- [Your goal] Copy out the entries below precisely; nothing is to be omitted.

- [Data for this task]
-- Begin --
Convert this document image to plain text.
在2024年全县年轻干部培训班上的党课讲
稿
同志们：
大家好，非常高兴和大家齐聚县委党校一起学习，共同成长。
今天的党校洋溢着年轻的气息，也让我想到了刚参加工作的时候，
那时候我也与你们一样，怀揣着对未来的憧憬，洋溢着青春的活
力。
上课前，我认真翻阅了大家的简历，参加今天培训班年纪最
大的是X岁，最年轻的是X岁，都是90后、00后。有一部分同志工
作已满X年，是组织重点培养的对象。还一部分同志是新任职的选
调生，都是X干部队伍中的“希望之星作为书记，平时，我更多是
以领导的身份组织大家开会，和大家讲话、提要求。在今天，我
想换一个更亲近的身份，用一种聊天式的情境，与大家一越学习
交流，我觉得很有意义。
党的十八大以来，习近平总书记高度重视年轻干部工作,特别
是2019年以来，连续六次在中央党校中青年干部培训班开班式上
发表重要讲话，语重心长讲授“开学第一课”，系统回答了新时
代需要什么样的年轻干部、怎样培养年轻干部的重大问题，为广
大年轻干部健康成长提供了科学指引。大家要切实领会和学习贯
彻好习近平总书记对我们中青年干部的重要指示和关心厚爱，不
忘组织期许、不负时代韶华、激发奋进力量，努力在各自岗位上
-- End --
- [Task result]
Convert this document image to plain text.
在2024年全县年轻干部培训班上的党课讲
稿
同志们：
大家好，非常高兴和大家齐聚县委党校一起学习，共同成长。
今天的党校洋溢着年轻的气息，也让我想到了刚参加工作的时候，
那时候我也与你们一样，怀揣着对未来的憧憬，洋溢着青春的活
力。
上课前，我认真翻阅了大家的简历，参加今天培训班年纪最
大的是X岁，最年轻的是X岁，都是90后、00后。有一部分同志工
作已满X年，是组织重点培养的对象。还一部分同志是新任职的选
调生，都是X干部队伍中的“希望之星作为书记，平时，我更多是
以领导的身份组织大家开会，和大家讲话、提要求。在今天，我
想换一个更亲近的身份，用一种聊天式的情境，与大家一越学习
交流，我觉得很有意义。
党的十八大以来，习近平总书记高度重视年轻干部工作,特别
是2019年以来，连续六次在中央党校中青年干部培训班开班式上
发表重要讲话，语重心长讲授“开学第一课”，系统回答了新时
代需要什么样的年轻干部、怎样培养年轻干部的重大问题，为广
大年轻干部健康成长提供了科学指引。大家要切实领会和学习贯
彻好习近平总书记对我们中青年干部的重要指示和关心厚爱，不
忘组织期许、不负时代韶华、激发奋进力量，努力在各自岗位上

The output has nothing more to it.